Сказанное не означает, что декартово «я» — последнее слово в понимании человека. Напротив, в истории мысли после Декарта это «я» подвергалось множеству критик. Юм утверждал, что, заглядывая внутрь себя, он находит лишь отдельные восприятия, а не единое «я», которому они принадлежат. Кант разделил «я» эмпирическое [то, которое я знаю через внутреннее наблюдение самого себя] и «я» трансцендентальное [условие возможности всякого опыта, которое само не дано в опыте]. Гегель, к которому мы обратимся во второй части этой книги, показал, что «я» не есть неподвижная точка, а есть процесс самосознания, рождающийся из встречи с другим «я». Хайдеггер и экзистенциалисты двадцатого века сместили фокус с «я» как субъекта познания на «я» как на бытие-в-мире [человеческое существование, всегда уже находящееся в ситуации, а не изолированное сознание].
Все эти критики справедливы по-своему, и каждая из них что-то добавляет к картине. Но ни одна из них не отменяет того, что сделал Декарт. Декарт не сказал последнего слова о «я»; но он сказал первое, и без этого первого слова все последующие были бы невозможны.
Тут уместно задаться вопросом: какое отношение всё это имеет к образованию, к повседневной жизни, к тем людям, которые не читают философских трактатов? Самое прямое. Большинство людей живут, не задумываясь о собственном «я», и потому их «я» достаётся им в чужой упаковке. Человек думает, что он — это его работа, его семья, его политические взгляды, его вкусы. Когда работа меняется, он теряется. Когда семья распадается, он не понимает, кто он. Когда политические взгляды оспаривают, он воспринимает это как личное оскорбление. Он не знает того, что открыл Декарт: всё это — содержания сознания, но не само сознание. Содержания могут меняться, исчезать, заменяться другими; сознание, которому они являются, остаётся.

[Перечень строк]:
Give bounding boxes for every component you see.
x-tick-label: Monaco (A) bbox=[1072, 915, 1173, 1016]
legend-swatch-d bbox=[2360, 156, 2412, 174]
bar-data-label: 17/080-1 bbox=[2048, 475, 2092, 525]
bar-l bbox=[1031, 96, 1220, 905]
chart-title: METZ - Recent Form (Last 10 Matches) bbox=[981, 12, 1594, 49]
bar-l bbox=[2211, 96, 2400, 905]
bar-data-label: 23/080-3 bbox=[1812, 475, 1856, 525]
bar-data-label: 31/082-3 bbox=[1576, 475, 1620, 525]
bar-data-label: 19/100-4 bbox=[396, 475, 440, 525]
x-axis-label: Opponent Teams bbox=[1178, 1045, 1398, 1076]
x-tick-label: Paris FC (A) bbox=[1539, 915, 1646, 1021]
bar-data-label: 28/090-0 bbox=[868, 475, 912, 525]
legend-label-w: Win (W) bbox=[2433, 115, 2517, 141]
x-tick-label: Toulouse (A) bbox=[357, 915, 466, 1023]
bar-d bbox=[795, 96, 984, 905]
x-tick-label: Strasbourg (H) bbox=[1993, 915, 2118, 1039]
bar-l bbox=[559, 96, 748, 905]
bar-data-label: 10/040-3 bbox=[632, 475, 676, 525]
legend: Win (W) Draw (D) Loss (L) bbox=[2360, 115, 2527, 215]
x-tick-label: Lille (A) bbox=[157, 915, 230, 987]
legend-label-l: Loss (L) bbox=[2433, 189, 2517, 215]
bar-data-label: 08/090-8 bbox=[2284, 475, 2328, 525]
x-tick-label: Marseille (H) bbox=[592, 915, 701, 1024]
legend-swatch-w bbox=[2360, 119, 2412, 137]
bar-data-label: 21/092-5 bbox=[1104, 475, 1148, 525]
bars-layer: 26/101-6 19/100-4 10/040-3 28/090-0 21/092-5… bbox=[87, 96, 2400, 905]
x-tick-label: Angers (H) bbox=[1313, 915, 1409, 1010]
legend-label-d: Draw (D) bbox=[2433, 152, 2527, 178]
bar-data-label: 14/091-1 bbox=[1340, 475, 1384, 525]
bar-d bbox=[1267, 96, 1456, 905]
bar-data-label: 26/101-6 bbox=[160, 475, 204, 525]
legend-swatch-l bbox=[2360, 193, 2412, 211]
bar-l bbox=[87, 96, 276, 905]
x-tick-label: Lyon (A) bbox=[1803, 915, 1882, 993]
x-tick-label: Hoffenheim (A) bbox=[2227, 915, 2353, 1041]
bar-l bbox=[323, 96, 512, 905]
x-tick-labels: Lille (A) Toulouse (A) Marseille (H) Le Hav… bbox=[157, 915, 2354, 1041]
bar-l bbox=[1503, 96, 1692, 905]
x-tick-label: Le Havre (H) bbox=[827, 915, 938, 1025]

[Задания]:
1. Что, согласно исходному тексту, Юм находит, заглядывая внутрь себя?
2. Выпишите дословно фрагмент исходного текста: начните с места, где стоят слова «Все эти критики», и закончите словами «были бы невозможны.» включительно.

[Ответы]:
1. Лишь отдельные восприятия, а не единое «я», которому они принадлежат.

2.
Все эти критики справедливы по-своему, и каждая из них что-то добавляет к картине. Но ни одна из них не отменяет того, что сделал Декарт. Декарт не сказал последнего слова о «я»; но он сказал первое, и без этого первого слова все последующие были бы невозможны.